• _Texte d'étude_
La temporalisation
Cette technique utilise les fonctions natives de Genially. Elle consiste à programmer l’affichage automatique des indices de façon progressive dans le temps, en associant chacun d’eux à l’apparition d’un objet interactif animé. Pour être efficace, il est nécessaire que le créateur du jeu ait estimé minutieusement la durée de résolution de chaque énigme, mais aussi des différentes étapes pour y parvenir. En effet, une aide trop tardive pourra décourager les joueurs les moins patients, tandis que l’affichage trop rapide pourra donner l’impression au joueur d’être en retard, ce qui peut être une autre source de découragement. C’est pourquoi la temporalisation se paramétrera d’autant plus facilement que les énigmes sont séparées entre plusieurs diapos : par exemple une succession de salles dans un scénario linéaire, ou un dédale de pièces à visiter sans ordre préétabli dans un scénario convergent. Il faut noter également que les apparitions étant calculées à partir du chargement de la page hôte, le changement de page prolongera le délai d’attente du joueur avant indice. Pour y pallier, on pourra les paramétrer à partir d’un Genially, dans lequel s’intégrerait le Genially de jeu, à l’instar du paramétrage du Minuteur ou encore du POST-EAT de S’CAPE.

(Enregistrements issus d'une collection)
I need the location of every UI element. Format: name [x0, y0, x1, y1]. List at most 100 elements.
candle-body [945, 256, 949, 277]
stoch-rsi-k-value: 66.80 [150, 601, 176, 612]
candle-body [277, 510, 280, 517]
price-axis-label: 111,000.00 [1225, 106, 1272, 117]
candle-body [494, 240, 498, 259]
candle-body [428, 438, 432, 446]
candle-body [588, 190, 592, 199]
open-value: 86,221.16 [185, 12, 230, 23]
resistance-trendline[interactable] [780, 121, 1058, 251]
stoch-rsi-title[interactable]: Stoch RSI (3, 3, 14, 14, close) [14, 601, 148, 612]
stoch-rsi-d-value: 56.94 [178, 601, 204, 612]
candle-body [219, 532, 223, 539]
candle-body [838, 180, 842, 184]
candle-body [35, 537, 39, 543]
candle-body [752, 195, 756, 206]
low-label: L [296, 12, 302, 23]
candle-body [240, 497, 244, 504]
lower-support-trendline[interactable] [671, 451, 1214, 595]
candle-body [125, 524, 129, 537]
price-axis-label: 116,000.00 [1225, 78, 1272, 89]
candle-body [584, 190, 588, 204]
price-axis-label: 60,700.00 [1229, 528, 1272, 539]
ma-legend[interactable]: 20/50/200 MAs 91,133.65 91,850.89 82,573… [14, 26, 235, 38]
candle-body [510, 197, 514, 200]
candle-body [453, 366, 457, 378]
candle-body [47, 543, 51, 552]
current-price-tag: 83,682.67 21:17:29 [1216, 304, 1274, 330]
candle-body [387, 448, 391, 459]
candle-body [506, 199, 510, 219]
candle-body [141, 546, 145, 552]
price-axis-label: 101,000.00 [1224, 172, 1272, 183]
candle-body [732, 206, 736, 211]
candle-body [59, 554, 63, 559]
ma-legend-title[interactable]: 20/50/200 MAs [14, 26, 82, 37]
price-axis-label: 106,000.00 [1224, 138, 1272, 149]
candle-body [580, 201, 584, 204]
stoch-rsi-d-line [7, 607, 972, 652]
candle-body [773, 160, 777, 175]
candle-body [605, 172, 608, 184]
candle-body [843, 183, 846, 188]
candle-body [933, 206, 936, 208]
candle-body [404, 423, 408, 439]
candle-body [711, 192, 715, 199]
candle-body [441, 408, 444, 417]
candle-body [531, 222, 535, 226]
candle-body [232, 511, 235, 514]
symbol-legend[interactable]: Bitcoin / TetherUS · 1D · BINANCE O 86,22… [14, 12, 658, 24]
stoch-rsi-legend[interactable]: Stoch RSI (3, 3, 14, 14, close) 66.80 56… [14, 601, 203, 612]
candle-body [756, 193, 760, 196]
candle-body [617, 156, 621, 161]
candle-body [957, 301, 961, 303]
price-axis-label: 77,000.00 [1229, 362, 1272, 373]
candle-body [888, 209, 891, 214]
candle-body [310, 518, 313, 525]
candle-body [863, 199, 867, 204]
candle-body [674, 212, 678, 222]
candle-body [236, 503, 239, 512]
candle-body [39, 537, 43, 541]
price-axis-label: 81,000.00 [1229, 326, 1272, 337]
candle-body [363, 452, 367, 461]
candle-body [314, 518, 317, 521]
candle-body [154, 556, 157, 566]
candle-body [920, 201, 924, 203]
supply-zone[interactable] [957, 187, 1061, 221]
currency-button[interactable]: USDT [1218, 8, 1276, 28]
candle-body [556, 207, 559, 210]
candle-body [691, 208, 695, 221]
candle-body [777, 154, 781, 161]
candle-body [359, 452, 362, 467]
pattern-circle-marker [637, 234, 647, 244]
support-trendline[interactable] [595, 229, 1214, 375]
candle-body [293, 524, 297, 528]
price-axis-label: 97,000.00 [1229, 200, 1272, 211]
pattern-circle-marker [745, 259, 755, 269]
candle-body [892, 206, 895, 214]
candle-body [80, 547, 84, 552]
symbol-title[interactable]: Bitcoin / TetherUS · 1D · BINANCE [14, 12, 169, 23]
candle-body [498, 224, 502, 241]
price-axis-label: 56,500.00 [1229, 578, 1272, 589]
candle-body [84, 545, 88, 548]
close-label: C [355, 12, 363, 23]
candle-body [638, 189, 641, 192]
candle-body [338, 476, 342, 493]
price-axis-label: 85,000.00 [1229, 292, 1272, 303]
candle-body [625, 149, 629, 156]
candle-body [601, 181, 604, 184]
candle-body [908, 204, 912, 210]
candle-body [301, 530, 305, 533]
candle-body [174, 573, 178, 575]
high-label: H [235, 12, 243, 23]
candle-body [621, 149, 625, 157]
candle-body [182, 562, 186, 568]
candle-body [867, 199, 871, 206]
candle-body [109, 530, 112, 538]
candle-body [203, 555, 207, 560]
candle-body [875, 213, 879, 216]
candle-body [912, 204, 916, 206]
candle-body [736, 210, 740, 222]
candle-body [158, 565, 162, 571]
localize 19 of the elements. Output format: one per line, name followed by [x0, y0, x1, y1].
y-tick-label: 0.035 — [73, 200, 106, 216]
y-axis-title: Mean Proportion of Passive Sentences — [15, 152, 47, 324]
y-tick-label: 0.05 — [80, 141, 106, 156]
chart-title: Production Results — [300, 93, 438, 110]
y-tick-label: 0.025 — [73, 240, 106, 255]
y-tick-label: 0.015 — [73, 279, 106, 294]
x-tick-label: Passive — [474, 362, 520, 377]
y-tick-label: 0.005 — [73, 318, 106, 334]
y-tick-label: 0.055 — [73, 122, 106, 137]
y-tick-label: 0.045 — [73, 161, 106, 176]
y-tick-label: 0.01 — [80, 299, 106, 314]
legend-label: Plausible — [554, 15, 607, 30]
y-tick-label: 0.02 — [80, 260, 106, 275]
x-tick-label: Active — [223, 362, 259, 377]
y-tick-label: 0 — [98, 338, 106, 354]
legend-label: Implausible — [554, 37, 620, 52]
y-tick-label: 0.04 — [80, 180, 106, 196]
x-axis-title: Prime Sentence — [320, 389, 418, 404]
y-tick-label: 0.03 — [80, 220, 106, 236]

• _Votre tâche_
Selon le texte sur la temporalisation, à partir de quel moment les apparitions des indices sont-elles calculées ?

• _Corrigé_
À partir du chargement de la page hôte.